- Given request -
Determine the count of lines holding "rivojlanishi" and give that count alone.

- Task data -
════════
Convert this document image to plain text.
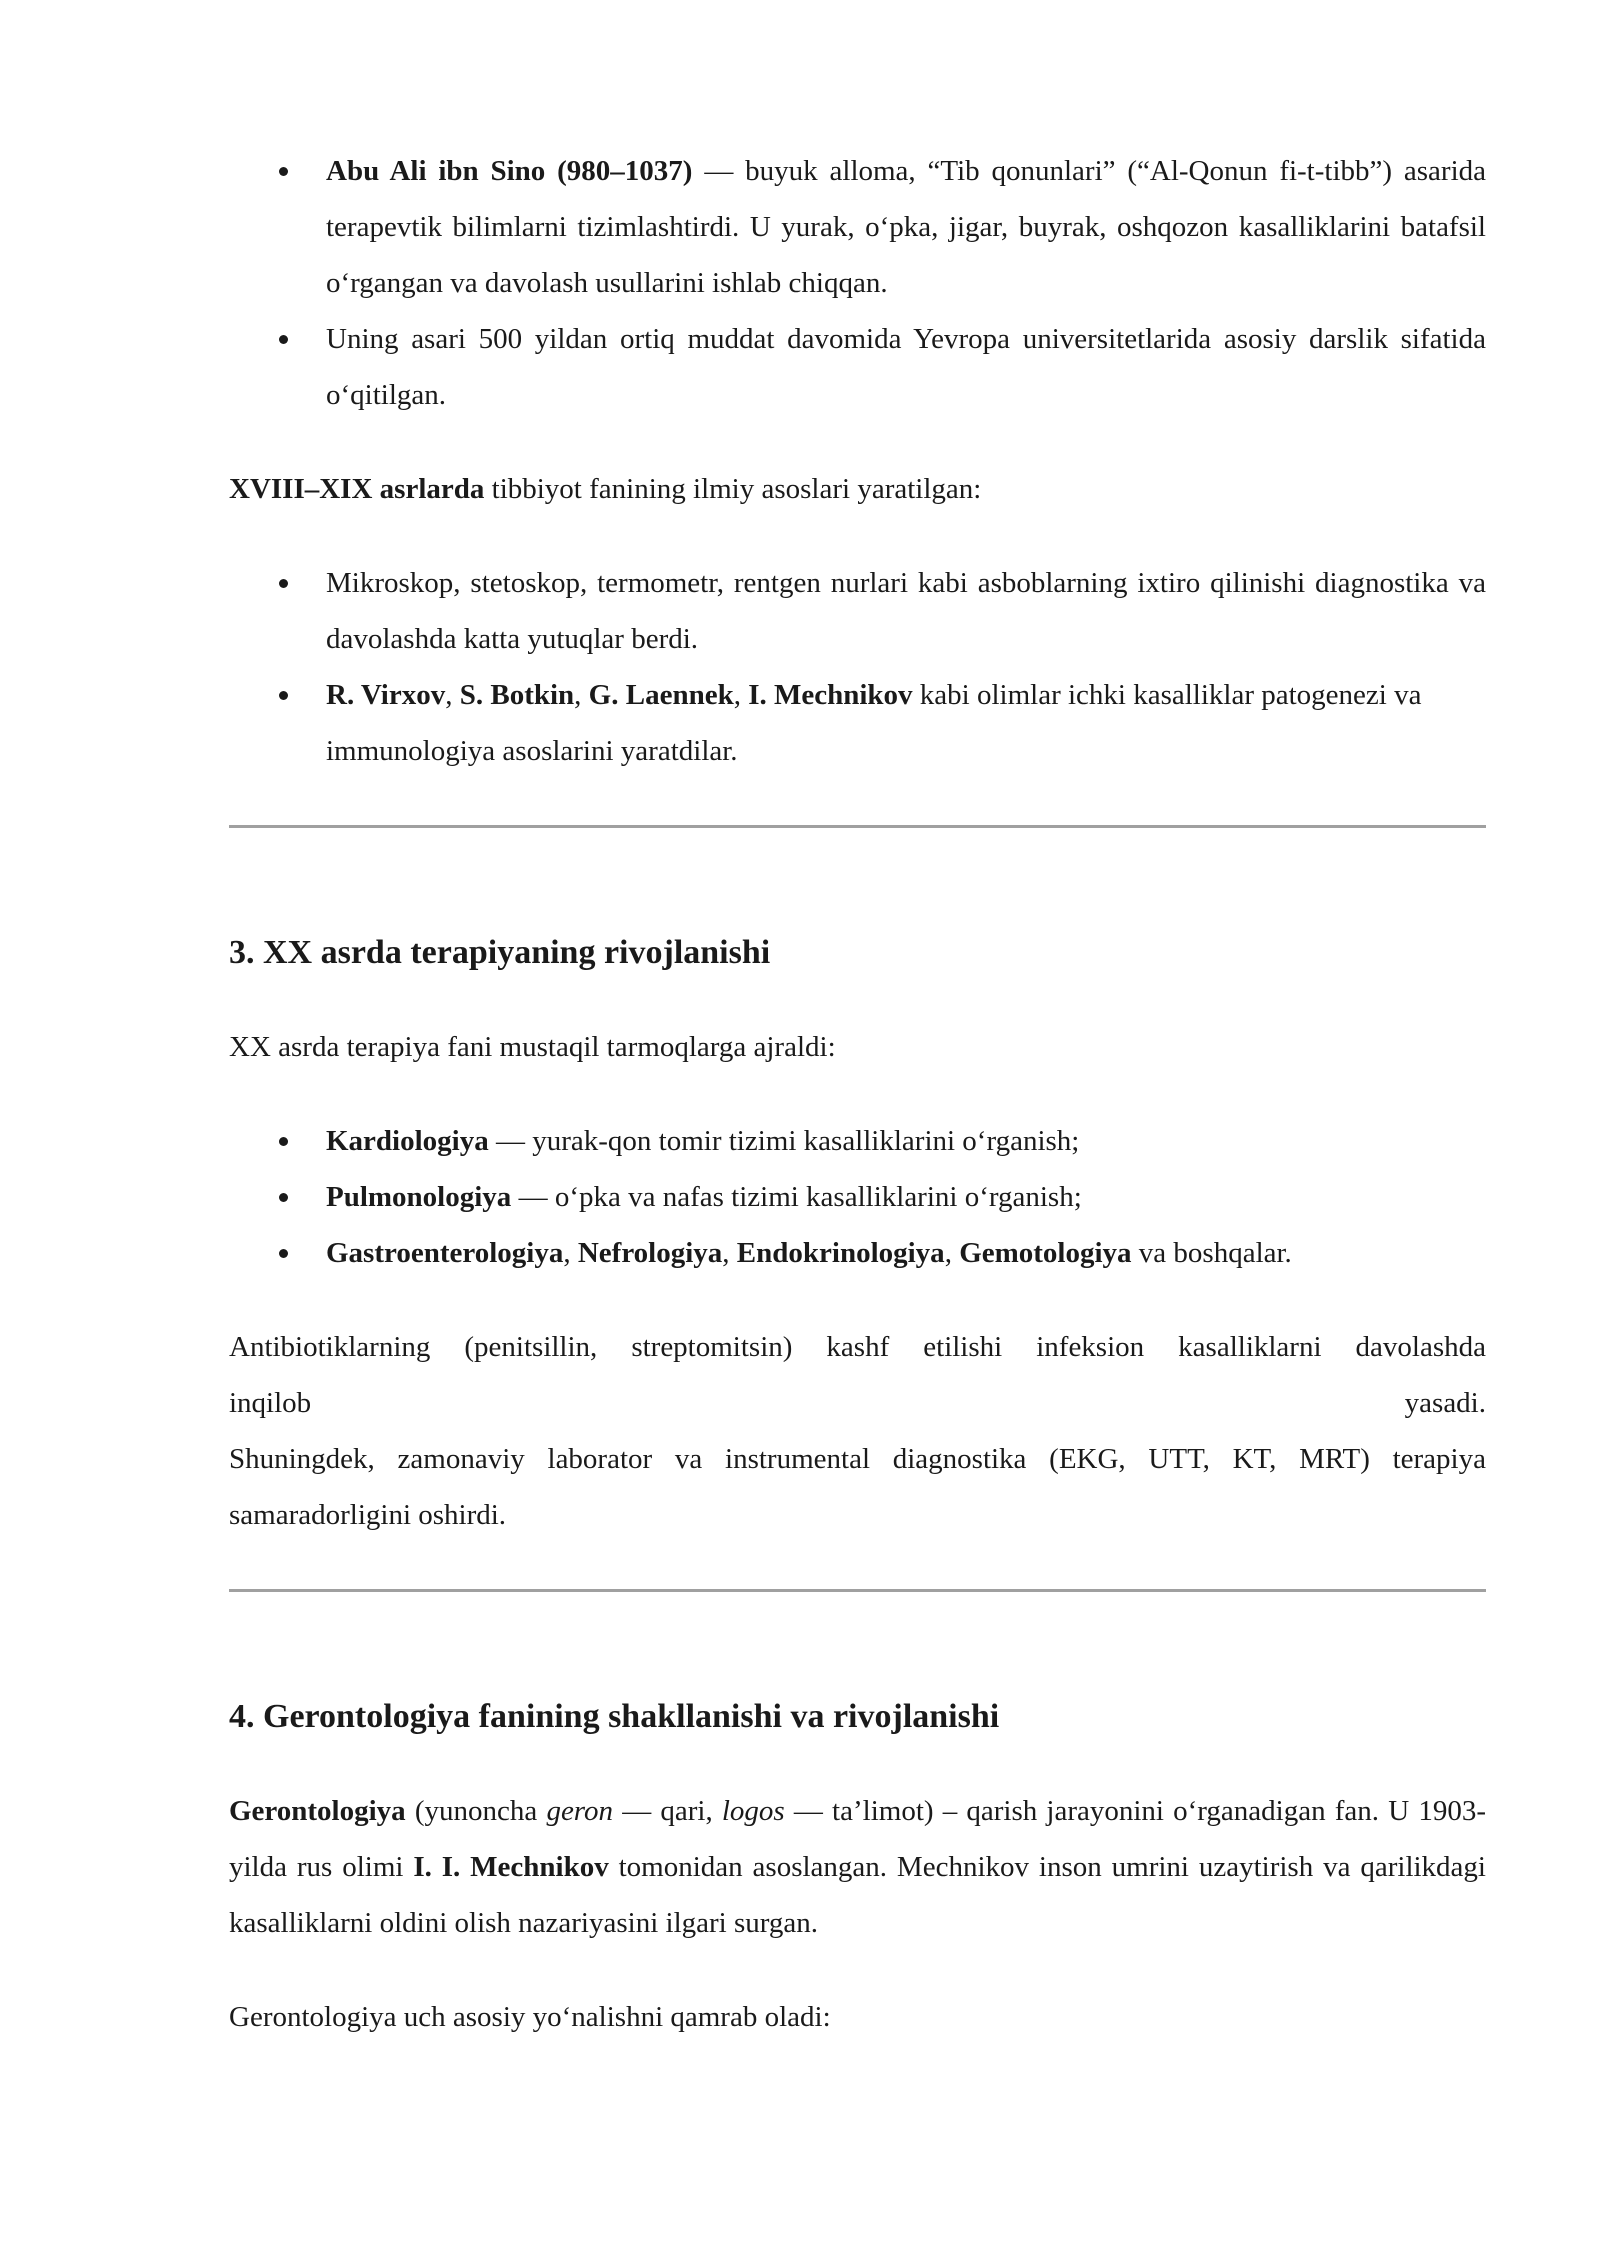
Abu Ali ibn Sino (980–1037) — buyuk alloma, “Tib qonunlari” (“Al-Qonun fi-t-tibb”) asarida terapevtik bilimlarni tizimlashtirdi. U yurak, oʻpka, jigar, buyrak, oshqozon kasalliklarini batafsil oʻrgangan va davolash usullarini ishlab chiqqan.
Uning asari 500 yildan ortiq muddat davomida Yevropa universitetlarida asosiy darslik sifatida oʻqitilgan.

XVIII–XIX asrlarda tibbiyot fanining ilmiy asoslari yaratilgan:

Mikroskop, stetoskop, termometr, rentgen nurlari kabi asboblarning ixtiro qilinishi diagnostika va davolashda katta yutuqlar berdi.
R. Virxov, S. Botkin, G. Laennek, I. Mechnikov kabi olimlar ichki kasalliklar patogenezi va immunologiya asoslarini yaratdilar.
3. XX asrda terapiyaning rivojlanishi

XX asrda terapiya fani mustaqil tarmoqlarga ajraldi:

Kardiologiya — yurak-qon tomir tizimi kasalliklarini oʻrganish;
Pulmonologiya — oʻpka va nafas tizimi kasalliklarini oʻrganish;
Gastroenterologiya, Nefrologiya, Endokrinologiya, Gemotologiya va boshqalar.
Antibiotiklarning (penitsillin, streptomitsin) kashf etilishi infeksion kasalliklarni davolashda
inqilob	yasadi.

Shuningdek, zamonaviy laborator va instrumental diagnostika (EKG, UTT, KT, MRT) terapiya samaradorligini oshirdi.

4. Gerontologiya fanining shakllanishi va rivojlanishi

Gerontologiya (yunoncha geron — qari, logos — ta’limot) – qarish jarayonini oʻrganadigan fan. U 1903-yilda rus olimi I. I. Mechnikov tomonidan asoslangan. Mechnikov inson umrini uzaytirish va qarilikdagi kasalliklarni oldini olish nazariyasini ilgari surgan.

Gerontologiya uch asosiy yoʻnalishni qamrab oladi:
════════
- Solution for this problem -
2